» **REQUIREMENTS**:
Restate the data exactly as given and keep the pictures out.

» **RECORDS FOR THIS TASK**:
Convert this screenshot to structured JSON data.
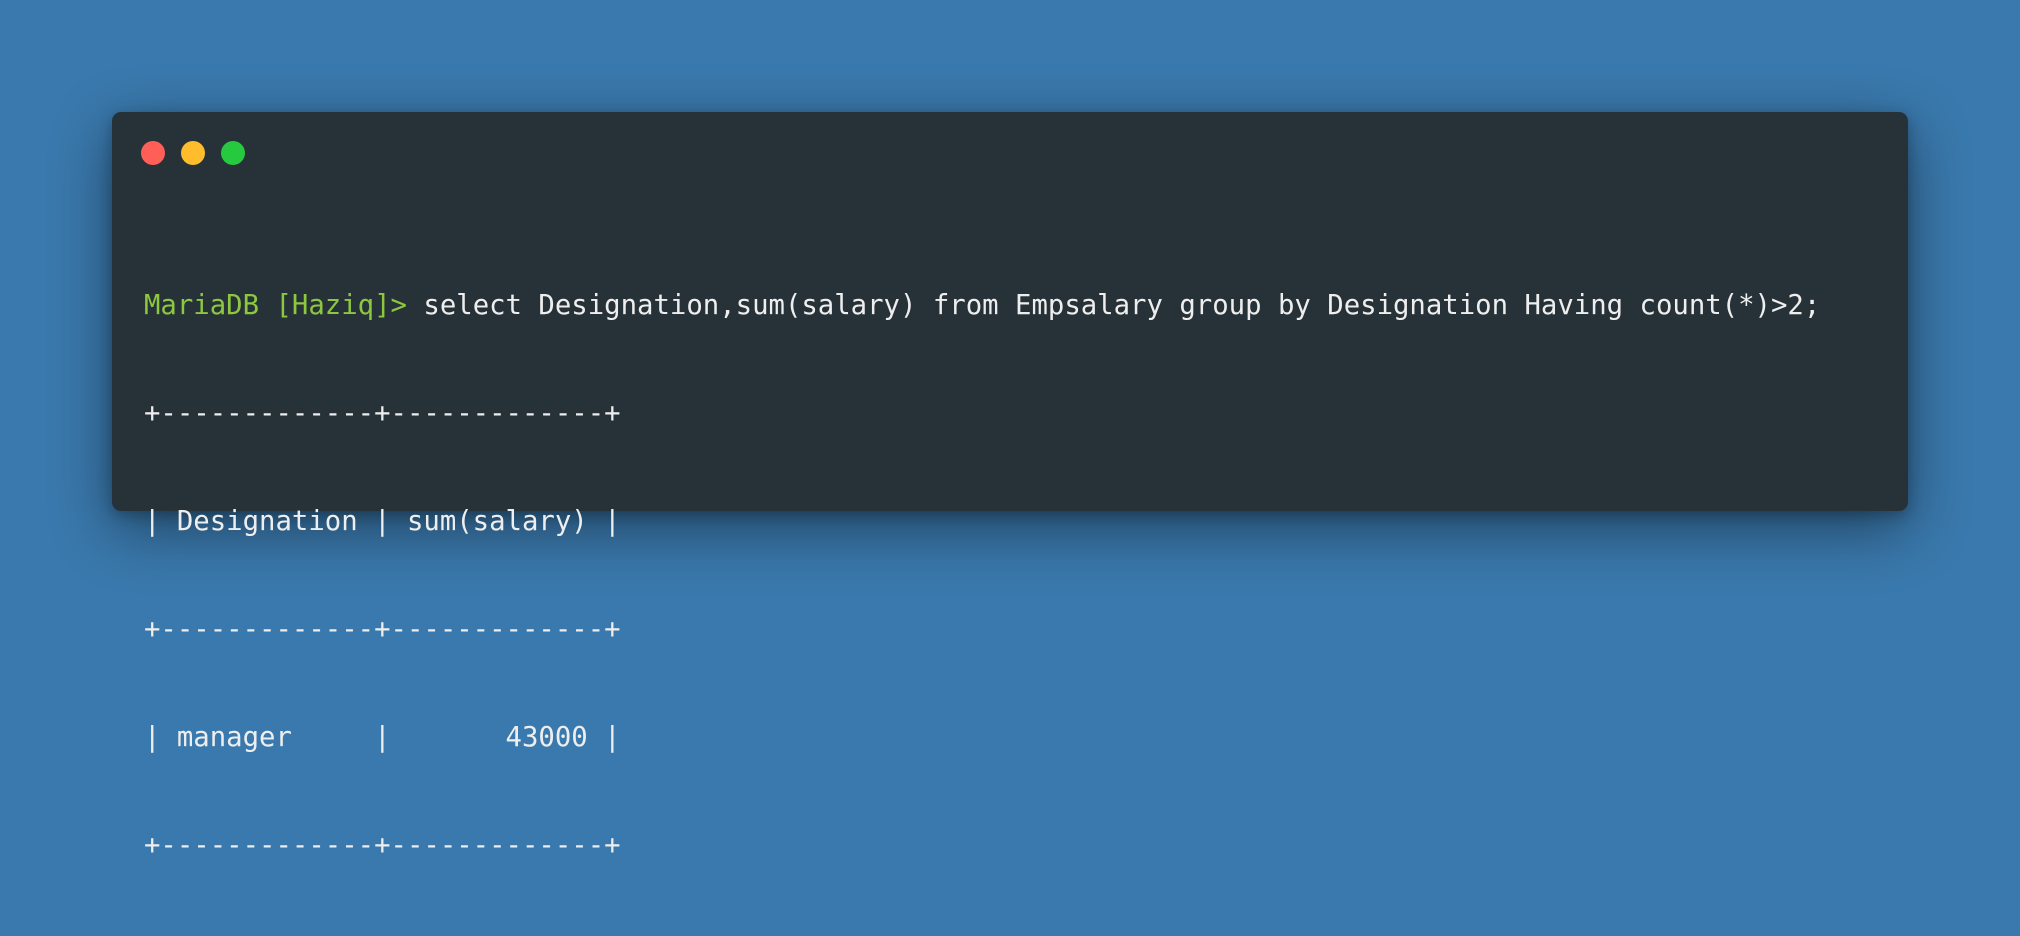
{
  "window": {
    "controls": [
      {
        "name": "close-window-button",
        "color": "#ff5f56"
      },
      {
        "name": "minimize-window-button",
        "color": "#ffbd2e"
      },
      {
        "name": "maximize-window-button",
        "color": "#27c93f"
      }
    ]
  },
  "terminal": {
    "prompt": "MariaDB [Haziq]>",
    "command": " select Designation,sum(salary) from Empsalary group by Designation Having count(*)>2;",
    "output": [
      "+-------------+-------------+",
      "| Designation | sum(salary) |",
      "+-------------+-------------+",
      "| manager     |       43000 |",
      "+-------------+-------------+"
    ],
    "colors": {
      "background": "#263238",
      "text": "#eeeeee",
      "prompt": "#8dc73f"
    }
  }
}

» **EXERCISE OUTPUT**:
Convert this screenshot to structured JSON data.
{
  "window": {
    "controls": [
      {
        "name": "close-window-button",
        "color": "#ff5f56"
      },
      {
        "name": "minimize-window-button",
        "color": "#ffbd2e"
      },
      {
        "name": "maximize-window-button",
        "color": "#27c93f"
      }
    ]
  },
  "terminal": {
    "prompt": "MariaDB [Haziq]>",
    "command": " select Designation,sum(salary) from Empsalary group by Designation Having count(*)>2;",
    "output": [
      "+-------------+-------------+",
      "| Designation | sum(salary) |",
      "+-------------+-------------+",
      "| manager     |       43000 |",
      "+-------------+-------------+"
    ],
    "colors": {
      "background": "#263238",
      "text": "#eeeeee",
      "prompt": "#8dc73f"
    }
  }
}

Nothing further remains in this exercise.